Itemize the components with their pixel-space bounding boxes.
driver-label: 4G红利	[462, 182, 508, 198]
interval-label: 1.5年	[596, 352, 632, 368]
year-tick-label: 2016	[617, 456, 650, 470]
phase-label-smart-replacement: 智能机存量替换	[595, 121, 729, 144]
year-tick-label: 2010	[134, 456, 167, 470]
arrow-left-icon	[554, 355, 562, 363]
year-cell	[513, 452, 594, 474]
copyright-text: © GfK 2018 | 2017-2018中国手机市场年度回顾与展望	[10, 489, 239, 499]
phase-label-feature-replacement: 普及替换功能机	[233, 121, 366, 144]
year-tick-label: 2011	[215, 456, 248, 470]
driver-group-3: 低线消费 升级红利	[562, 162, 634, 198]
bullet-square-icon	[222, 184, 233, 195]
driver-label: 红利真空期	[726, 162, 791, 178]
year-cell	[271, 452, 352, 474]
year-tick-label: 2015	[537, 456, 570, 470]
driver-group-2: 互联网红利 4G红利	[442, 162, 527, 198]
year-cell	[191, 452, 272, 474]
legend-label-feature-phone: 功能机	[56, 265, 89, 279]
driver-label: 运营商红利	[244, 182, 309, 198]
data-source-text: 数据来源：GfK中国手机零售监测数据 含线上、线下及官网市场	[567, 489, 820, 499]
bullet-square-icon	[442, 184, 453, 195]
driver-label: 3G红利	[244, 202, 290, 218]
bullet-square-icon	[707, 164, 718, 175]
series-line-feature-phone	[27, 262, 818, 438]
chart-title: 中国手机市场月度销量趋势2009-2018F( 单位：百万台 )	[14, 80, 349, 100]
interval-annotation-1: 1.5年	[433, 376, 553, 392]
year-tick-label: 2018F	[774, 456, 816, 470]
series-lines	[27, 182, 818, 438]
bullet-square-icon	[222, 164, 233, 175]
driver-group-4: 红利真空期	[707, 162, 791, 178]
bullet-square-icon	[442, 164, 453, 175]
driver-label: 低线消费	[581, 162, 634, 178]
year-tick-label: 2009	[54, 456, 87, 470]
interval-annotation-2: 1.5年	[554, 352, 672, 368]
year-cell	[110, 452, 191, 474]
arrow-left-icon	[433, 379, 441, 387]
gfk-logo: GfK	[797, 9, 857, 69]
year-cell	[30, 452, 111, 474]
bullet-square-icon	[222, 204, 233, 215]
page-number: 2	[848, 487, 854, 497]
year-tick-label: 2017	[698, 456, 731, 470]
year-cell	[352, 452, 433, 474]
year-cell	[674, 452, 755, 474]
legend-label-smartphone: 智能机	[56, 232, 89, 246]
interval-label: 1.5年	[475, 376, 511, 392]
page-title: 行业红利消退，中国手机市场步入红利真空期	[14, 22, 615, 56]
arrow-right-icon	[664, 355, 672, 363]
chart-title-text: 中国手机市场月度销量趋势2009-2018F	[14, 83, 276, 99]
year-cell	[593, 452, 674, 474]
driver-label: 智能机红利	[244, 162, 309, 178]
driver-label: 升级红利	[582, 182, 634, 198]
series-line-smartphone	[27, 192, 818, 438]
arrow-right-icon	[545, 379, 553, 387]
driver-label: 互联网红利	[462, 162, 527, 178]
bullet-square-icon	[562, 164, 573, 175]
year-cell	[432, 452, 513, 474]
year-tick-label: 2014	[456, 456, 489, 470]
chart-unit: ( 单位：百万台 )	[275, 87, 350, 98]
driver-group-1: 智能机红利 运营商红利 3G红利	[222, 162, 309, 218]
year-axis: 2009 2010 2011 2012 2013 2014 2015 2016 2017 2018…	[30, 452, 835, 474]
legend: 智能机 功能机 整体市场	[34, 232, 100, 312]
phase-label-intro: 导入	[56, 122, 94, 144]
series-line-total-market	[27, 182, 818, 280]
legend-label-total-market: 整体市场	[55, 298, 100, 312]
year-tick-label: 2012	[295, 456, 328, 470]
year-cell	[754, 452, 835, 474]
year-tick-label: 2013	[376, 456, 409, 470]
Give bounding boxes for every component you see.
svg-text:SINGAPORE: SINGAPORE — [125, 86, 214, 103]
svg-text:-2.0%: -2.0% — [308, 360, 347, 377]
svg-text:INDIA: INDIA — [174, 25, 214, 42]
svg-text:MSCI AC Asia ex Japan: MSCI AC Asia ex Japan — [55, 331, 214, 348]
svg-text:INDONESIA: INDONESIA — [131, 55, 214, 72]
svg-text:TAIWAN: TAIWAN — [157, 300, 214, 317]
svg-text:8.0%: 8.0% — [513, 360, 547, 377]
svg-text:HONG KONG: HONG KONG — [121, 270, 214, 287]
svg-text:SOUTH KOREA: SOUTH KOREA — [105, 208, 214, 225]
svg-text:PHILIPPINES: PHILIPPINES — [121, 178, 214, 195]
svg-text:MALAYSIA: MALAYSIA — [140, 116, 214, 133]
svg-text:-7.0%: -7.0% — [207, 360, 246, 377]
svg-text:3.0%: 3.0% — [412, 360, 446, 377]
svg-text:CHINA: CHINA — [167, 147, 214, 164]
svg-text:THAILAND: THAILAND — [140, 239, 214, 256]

· · · · · · ·

Copy every line of the items above verbatim, keeping their order.

● TASK ANSWER
Itemize the components with their pixel-space bounding boxes.
driver-label: 4G红利	[462, 182, 508, 198]
interval-label: 1.5年	[596, 352, 632, 368]
year-tick-label: 2016	[617, 456, 650, 470]
phase-label-smart-replacement: 智能机存量替换	[595, 121, 729, 144]
year-tick-label: 2010	[134, 456, 167, 470]
arrow-left-icon	[554, 355, 562, 363]
year-cell	[513, 452, 594, 474]
copyright-text: © GfK 2018 | 2017-2018中国手机市场年度回顾与展望	[10, 489, 239, 499]
phase-label-feature-replacement: 普及替换功能机	[233, 121, 366, 144]
year-tick-label: 2011	[215, 456, 248, 470]
driver-group-3: 低线消费 升级红利	[562, 162, 634, 198]
bullet-square-icon	[222, 184, 233, 195]
driver-label: 红利真空期	[726, 162, 791, 178]
year-cell	[271, 452, 352, 474]
year-tick-label: 2015	[537, 456, 570, 470]
driver-group-2: 互联网红利 4G红利	[442, 162, 527, 198]
year-cell	[191, 452, 272, 474]
legend-label-feature-phone: 功能机	[56, 265, 89, 279]
driver-label: 运营商红利	[244, 182, 309, 198]
data-source-text: 数据来源：GfK中国手机零售监测数据 含线上、线下及官网市场	[567, 489, 820, 499]
bullet-square-icon	[442, 184, 453, 195]
driver-label: 3G红利	[244, 202, 290, 218]
bullet-square-icon	[707, 164, 718, 175]
series-line-feature-phone	[27, 262, 818, 438]
chart-title: 中国手机市场月度销量趋势2009-2018F( 单位：百万台 )	[14, 80, 349, 100]
interval-annotation-1: 1.5年	[433, 376, 553, 392]
year-tick-label: 2018F	[774, 456, 816, 470]
series-lines	[27, 182, 818, 438]
bullet-square-icon	[222, 164, 233, 175]
driver-group-4: 红利真空期	[707, 162, 791, 178]
bullet-square-icon	[442, 164, 453, 175]
driver-label: 低线消费	[581, 162, 634, 178]
year-tick-label: 2009	[54, 456, 87, 470]
interval-annotation-2: 1.5年	[554, 352, 672, 368]
year-cell	[110, 452, 191, 474]
arrow-left-icon	[433, 379, 441, 387]
gfk-logo: GfK	[797, 9, 857, 69]
year-cell	[30, 452, 111, 474]
bullet-square-icon	[222, 204, 233, 215]
page-number: 2	[848, 487, 854, 497]
year-tick-label: 2017	[698, 456, 731, 470]
year-cell	[352, 452, 433, 474]
year-cell	[674, 452, 755, 474]
legend-label-smartphone: 智能机	[56, 232, 89, 246]
interval-label: 1.5年	[475, 376, 511, 392]
page-title: 行业红利消退，中国手机市场步入红利真空期	[14, 22, 615, 56]
arrow-right-icon	[664, 355, 672, 363]
chart-title-text: 中国手机市场月度销量趋势2009-2018F	[14, 83, 276, 99]
year-cell	[593, 452, 674, 474]
driver-label: 智能机红利	[244, 162, 309, 178]
driver-label: 升级红利	[582, 182, 634, 198]
series-line-smartphone	[27, 192, 818, 438]
arrow-right-icon	[545, 379, 553, 387]
driver-label: 互联网红利	[462, 162, 527, 178]
bullet-square-icon	[562, 164, 573, 175]
year-cell	[432, 452, 513, 474]
year-tick-label: 2014	[456, 456, 489, 470]
chart-unit: ( 单位：百万台 )	[275, 87, 350, 98]
driver-group-1: 智能机红利 运营商红利 3G红利	[222, 162, 309, 218]
year-axis: 2009 2010 2011 2012 2013 2014 2015 2016 2017 2018…	[30, 452, 835, 474]
legend: 智能机 功能机 整体市场	[34, 232, 100, 312]
phase-label-intro: 导入	[56, 122, 94, 144]
series-line-total-market	[27, 182, 818, 280]
legend-label-total-market: 整体市场	[55, 298, 100, 312]
year-tick-label: 2012	[295, 456, 328, 470]
year-cell	[754, 452, 835, 474]
year-tick-label: 2013	[376, 456, 409, 470]
Give bounding boxes for every component you see.
svg-text:SINGAPORE: SINGAPORE — [125, 86, 214, 103]
svg-text:-2.0%: -2.0% — [308, 360, 347, 377]
svg-text:INDIA: INDIA — [174, 25, 214, 42]
svg-text:MSCI AC Asia ex Japan: MSCI AC Asia ex Japan — [55, 331, 214, 348]
svg-text:INDONESIA: INDONESIA — [131, 55, 214, 72]
svg-text:TAIWAN: TAIWAN — [157, 300, 214, 317]
svg-text:8.0%: 8.0% — [513, 360, 547, 377]
svg-text:HONG KONG: HONG KONG — [121, 270, 214, 287]
svg-text:SOUTH KOREA: SOUTH KOREA — [105, 208, 214, 225]
svg-text:PHILIPPINES: PHILIPPINES — [121, 178, 214, 195]
svg-text:MALAYSIA: MALAYSIA — [140, 116, 214, 133]
svg-text:-7.0%: -7.0% — [207, 360, 246, 377]
svg-text:3.0%: 3.0% — [412, 360, 446, 377]
svg-text:CHINA: CHINA — [167, 147, 214, 164]
svg-text:THAILAND: THAILAND — [140, 239, 214, 256]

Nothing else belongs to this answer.